-- TASK INSTRUCTIONS --
Identify every line containing the word "true" and reproduce each one.

-- Records --
***

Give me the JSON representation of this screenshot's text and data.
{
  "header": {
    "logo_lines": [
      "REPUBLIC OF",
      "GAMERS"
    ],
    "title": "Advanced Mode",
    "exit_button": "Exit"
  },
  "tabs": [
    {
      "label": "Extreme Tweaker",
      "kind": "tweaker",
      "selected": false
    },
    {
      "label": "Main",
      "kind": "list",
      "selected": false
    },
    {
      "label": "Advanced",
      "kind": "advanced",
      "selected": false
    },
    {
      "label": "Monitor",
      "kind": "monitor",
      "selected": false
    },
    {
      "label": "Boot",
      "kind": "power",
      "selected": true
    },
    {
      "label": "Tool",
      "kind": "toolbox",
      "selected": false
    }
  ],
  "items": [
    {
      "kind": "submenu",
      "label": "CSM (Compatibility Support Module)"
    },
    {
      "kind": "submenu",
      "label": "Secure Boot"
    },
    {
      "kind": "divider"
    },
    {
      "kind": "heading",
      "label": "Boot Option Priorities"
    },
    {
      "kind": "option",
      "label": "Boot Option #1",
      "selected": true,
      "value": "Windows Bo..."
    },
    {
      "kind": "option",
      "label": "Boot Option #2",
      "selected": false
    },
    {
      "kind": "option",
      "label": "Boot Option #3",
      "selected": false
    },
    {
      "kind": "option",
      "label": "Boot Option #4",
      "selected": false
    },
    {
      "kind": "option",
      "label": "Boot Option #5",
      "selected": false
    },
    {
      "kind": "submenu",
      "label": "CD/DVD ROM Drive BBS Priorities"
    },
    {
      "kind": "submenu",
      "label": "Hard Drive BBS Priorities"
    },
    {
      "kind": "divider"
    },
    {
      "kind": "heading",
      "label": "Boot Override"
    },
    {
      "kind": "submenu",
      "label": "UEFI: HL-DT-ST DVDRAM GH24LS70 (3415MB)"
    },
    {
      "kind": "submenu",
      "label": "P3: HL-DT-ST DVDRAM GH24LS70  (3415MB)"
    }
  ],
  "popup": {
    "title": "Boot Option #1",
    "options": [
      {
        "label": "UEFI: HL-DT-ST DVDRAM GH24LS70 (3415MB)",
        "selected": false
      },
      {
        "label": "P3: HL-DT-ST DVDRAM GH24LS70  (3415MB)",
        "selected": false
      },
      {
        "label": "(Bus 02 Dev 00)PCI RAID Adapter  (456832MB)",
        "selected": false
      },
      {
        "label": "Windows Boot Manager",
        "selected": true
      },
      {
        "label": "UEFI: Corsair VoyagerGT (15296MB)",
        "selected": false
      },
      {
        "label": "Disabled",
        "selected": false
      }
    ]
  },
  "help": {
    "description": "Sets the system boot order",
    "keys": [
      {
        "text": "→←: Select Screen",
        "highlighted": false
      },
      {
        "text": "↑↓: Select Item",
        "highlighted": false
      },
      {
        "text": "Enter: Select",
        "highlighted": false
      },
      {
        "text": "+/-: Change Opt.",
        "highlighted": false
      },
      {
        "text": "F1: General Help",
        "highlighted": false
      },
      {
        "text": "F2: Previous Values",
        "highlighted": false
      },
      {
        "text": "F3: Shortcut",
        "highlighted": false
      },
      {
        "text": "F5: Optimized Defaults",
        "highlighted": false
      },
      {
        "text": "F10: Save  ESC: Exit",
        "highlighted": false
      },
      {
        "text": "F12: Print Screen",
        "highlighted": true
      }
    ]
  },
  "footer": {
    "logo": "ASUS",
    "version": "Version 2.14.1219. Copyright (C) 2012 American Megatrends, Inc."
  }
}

***

-- SOLUTION TO THIS EXERCISE --
      "selected": true
      "selected": true,
        "selected": true
        "highlighted": true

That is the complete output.